Exercise task
An exact copy of the records is required, minus the pictures they hold.

>> Begin Material for this task

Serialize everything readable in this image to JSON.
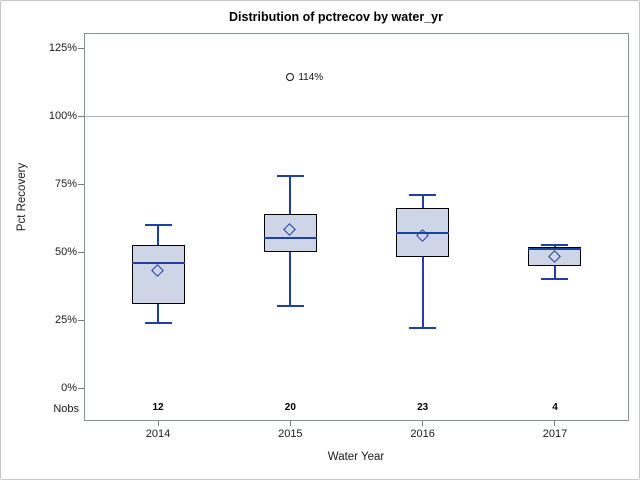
{
  "chart_data": {
    "type": "boxplot",
    "title": "Distribution of pctrecov by water_yr",
    "xlabel": "Water Year",
    "ylabel": "Pct Recovery",
    "y_axis": {
      "ticks": [
        {
          "label": "125%",
          "value": 125
        },
        {
          "label": "100%",
          "value": 100
        },
        {
          "label": "75%",
          "value": 75
        },
        {
          "label": "50%",
          "value": 50
        },
        {
          "label": "25%",
          "value": 25
        },
        {
          "label": "0%",
          "value": 0
        }
      ],
      "range": [
        0,
        125
      ],
      "reference_line": 100
    },
    "categories": [
      "2014",
      "2015",
      "2016",
      "2017"
    ],
    "nobs_label": "Nobs",
    "nobs": [
      "12",
      "20",
      "23",
      "4"
    ],
    "series": [
      {
        "category": "2014",
        "whisker_low": 24,
        "q1": 31,
        "median": 46,
        "q3": 52.5,
        "whisker_high": 60,
        "mean": 43,
        "outliers": []
      },
      {
        "category": "2015",
        "whisker_low": 30,
        "q1": 50,
        "median": 55,
        "q3": 64,
        "whisker_high": 78,
        "mean": 58,
        "outliers": [
          {
            "value": 114,
            "label": "114%"
          }
        ]
      },
      {
        "category": "2016",
        "whisker_low": 22,
        "q1": 48,
        "median": 57,
        "q3": 66,
        "whisker_high": 71,
        "mean": 56,
        "outliers": []
      },
      {
        "category": "2017",
        "whisker_low": 40,
        "q1": 45,
        "median": 51,
        "q3": 52,
        "whisker_high": 52.5,
        "mean": 48,
        "outliers": []
      }
    ],
    "mean_marker": "diamond",
    "outlier_marker": "circle",
    "legend": "none",
    "colors": {
      "box_fill": "#cdd5e6",
      "box_border": "#000000",
      "line": "#1e409e",
      "outlier": "#111111",
      "wall_border": "#878e94",
      "reference_line": "#aab0b5",
      "tick_mark": "#777d82",
      "text": "#1a1a1a"
    }
  }
}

>> End Material for this task

Answer for the task
Serialize everything readable in this image to JSON.
{
  "chart_data": {
    "type": "boxplot",
    "title": "Distribution of pctrecov by water_yr",
    "xlabel": "Water Year",
    "ylabel": "Pct Recovery",
    "y_axis": {
      "ticks": [
        {
          "label": "125%",
          "value": 125
        },
        {
          "label": "100%",
          "value": 100
        },
        {
          "label": "75%",
          "value": 75
        },
        {
          "label": "50%",
          "value": 50
        },
        {
          "label": "25%",
          "value": 25
        },
        {
          "label": "0%",
          "value": 0
        }
      ],
      "range": [
        0,
        125
      ],
      "reference_line": 100
    },
    "categories": [
      "2014",
      "2015",
      "2016",
      "2017"
    ],
    "nobs_label": "Nobs",
    "nobs": [
      "12",
      "20",
      "23",
      "4"
    ],
    "series": [
      {
        "category": "2014",
        "whisker_low": 24,
        "q1": 31,
        "median": 46,
        "q3": 52.5,
        "whisker_high": 60,
        "mean": 43,
        "outliers": []
      },
      {
        "category": "2015",
        "whisker_low": 30,
        "q1": 50,
        "median": 55,
        "q3": 64,
        "whisker_high": 78,
        "mean": 58,
        "outliers": [
          {
            "value": 114,
            "label": "114%"
          }
        ]
      },
      {
        "category": "2016",
        "whisker_low": 22,
        "q1": 48,
        "median": 57,
        "q3": 66,
        "whisker_high": 71,
        "mean": 56,
        "outliers": []
      },
      {
        "category": "2017",
        "whisker_low": 40,
        "q1": 45,
        "median": 51,
        "q3": 52,
        "whisker_high": 52.5,
        "mean": 48,
        "outliers": []
      }
    ],
    "mean_marker": "diamond",
    "outlier_marker": "circle",
    "legend": "none",
    "colors": {
      "box_fill": "#cdd5e6",
      "box_border": "#000000",
      "line": "#1e409e",
      "outlier": "#111111",
      "wall_border": "#878e94",
      "reference_line": "#aab0b5",
      "tick_mark": "#777d82",
      "text": "#1a1a1a"
    }
  }
}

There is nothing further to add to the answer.